◆ **REQUIREMENTS**
Please restate the following records word for word.

◆ **DATA SUPPLIED**
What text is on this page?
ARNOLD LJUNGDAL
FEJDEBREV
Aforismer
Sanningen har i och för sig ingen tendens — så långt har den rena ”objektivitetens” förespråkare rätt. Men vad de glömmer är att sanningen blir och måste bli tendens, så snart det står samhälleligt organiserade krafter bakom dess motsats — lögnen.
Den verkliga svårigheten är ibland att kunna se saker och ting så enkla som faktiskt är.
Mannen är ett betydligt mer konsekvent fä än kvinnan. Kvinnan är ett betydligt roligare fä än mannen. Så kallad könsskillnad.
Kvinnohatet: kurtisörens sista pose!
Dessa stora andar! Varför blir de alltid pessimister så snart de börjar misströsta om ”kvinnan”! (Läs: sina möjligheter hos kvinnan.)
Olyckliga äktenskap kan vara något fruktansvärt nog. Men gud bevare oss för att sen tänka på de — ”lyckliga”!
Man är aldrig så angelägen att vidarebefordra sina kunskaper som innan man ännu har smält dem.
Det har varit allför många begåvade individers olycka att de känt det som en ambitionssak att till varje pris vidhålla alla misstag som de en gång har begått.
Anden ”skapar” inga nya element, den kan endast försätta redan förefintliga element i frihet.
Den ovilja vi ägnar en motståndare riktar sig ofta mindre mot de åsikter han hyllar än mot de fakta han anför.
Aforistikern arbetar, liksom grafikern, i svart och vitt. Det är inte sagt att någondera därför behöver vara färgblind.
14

◆ **REPLY TO THE TASK**
What text is on this page?
ARNOLD LJUNGDAL
FEJDEBREV
Aforismer
Sanningen har i och för sig ingen tendens — så långt har den rena ”objektivitetens” förespråkare rätt. Men vad de glömmer är att sanningen blir och måste bli tendens, så snart det står samhälleligt organiserade krafter bakom dess motsats — lögnen.
Den verkliga svårigheten är ibland att kunna se saker och ting så enkla som faktiskt är.
Mannen är ett betydligt mer konsekvent fä än kvinnan. Kvinnan är ett betydligt roligare fä än mannen. Så kallad könsskillnad.
Kvinnohatet: kurtisörens sista pose!
Dessa stora andar! Varför blir de alltid pessimister så snart de börjar misströsta om ”kvinnan”! (Läs: sina möjligheter hos kvinnan.)
Olyckliga äktenskap kan vara något fruktansvärt nog. Men gud bevare oss för att sen tänka på de — ”lyckliga”!
Man är aldrig så angelägen att vidarebefordra sina kunskaper som innan man ännu har smält dem.
Det har varit allför många begåvade individers olycka att de känt det som en ambitionssak att till varje pris vidhålla alla misstag som de en gång har begått.
Anden ”skapar” inga nya element, den kan endast försätta redan förefintliga element i frihet.
Den ovilja vi ägnar en motståndare riktar sig ofta mindre mot de åsikter han hyllar än mot de fakta han anför.
Aforistikern arbetar, liksom grafikern, i svart och vitt. Det är inte sagt att någondera därför behöver vara färgblind.
14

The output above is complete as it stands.